*Requirements:* What lines of the data include the string "deaths"? Copy them all.

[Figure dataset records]
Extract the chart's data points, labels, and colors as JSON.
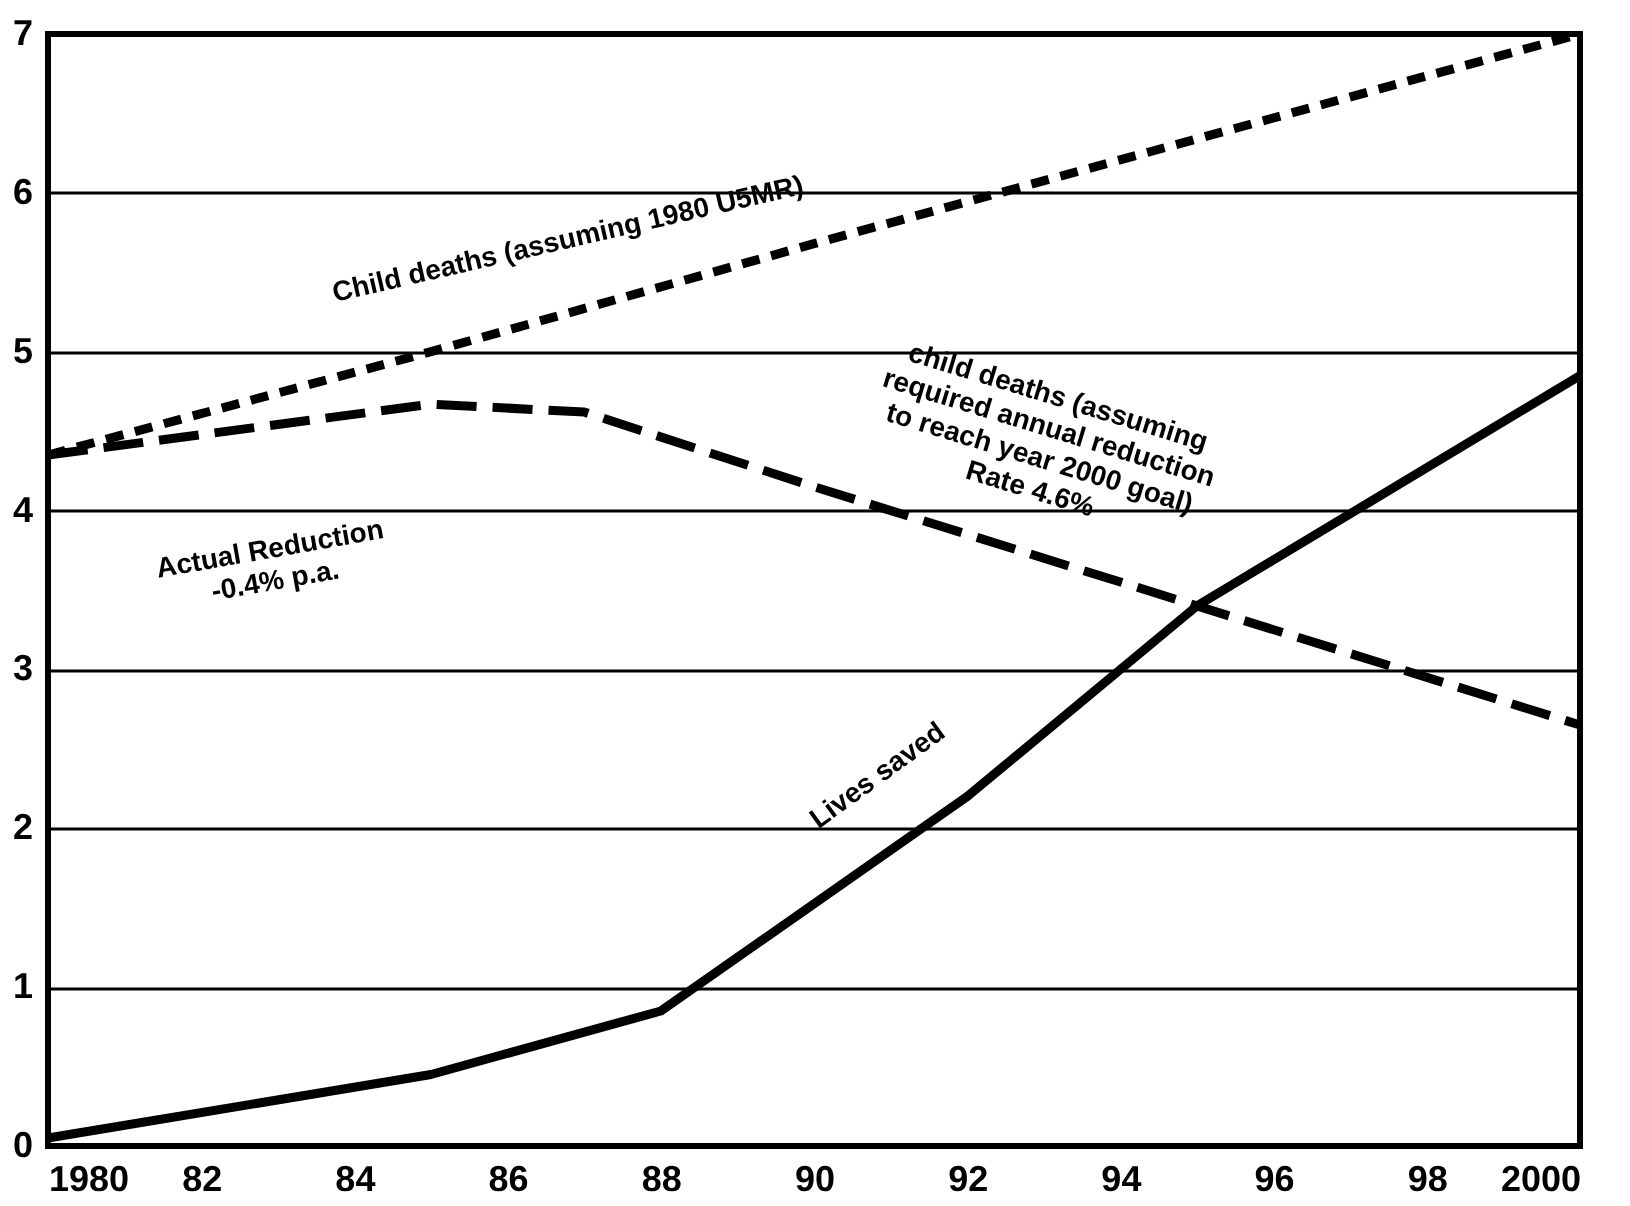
{
  "chart_data": {
    "type": "line",
    "series": [
      {
        "color": "#000000",
        "line_style": "dotted",
        "x": [
          1980,
          1985,
          1990,
          1995,
          2000
        ],
        "values": [
          4.35,
          5.0,
          5.68,
          6.34,
          7.0
        ]
      },
      {
        "color": "#000000",
        "line_style": "dashed",
        "x": [
          1980,
          1985,
          1987,
          1990,
          1995,
          1997,
          2000
        ],
        "values": [
          4.35,
          4.67,
          4.62,
          4.15,
          3.4,
          3.1,
          2.65
        ]
      },
      {
        "color": "#000000",
        "line_style": "solid",
        "x": [
          1980,
          1985,
          1988,
          1992,
          1995,
          2000
        ],
        "values": [
          0.05,
          0.45,
          0.85,
          2.2,
          3.4,
          4.85
        ]
      }
    ],
    "annotations": [
      "Child deaths (assuming 1980 U5MR)",
      "Actual Reduction\n-0.4% p.a.",
      "child deaths (assuming\nrequired annual reduction\nto reach year 2000 goal)\nRate 4.6%",
      "Lives saved"
    ],
    "xlim": [
      1980,
      2000
    ],
    "xticks": [
      1980,
      {
        "value": 1982,
        "label": "82"
      },
      {
        "value": 1984,
        "label": "84"
      },
      {
        "value": 1986,
        "label": "86"
      },
      {
        "value": 1988,
        "label": "88"
      },
      {
        "value": 1990,
        "label": "90"
      },
      {
        "value": 1992,
        "label": "92"
      },
      {
        "value": 1994,
        "label": "94"
      },
      {
        "value": 1996,
        "label": "96"
      },
      {
        "value": 1998,
        "label": "98"
      },
      2000
    ],
    "ylim": [
      0,
      7
    ],
    "yticks": [
      0,
      1,
      2,
      3,
      4,
      5,
      6,
      7
    ],
    "grid": "y",
    "marker": "none"
  }
}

*Completed task:*
      "Child deaths (assuming 1980 U5MR)",
      "child deaths (assuming\nrequired annual reduction\nto reach year 2000 goal)\nRate 4.6%",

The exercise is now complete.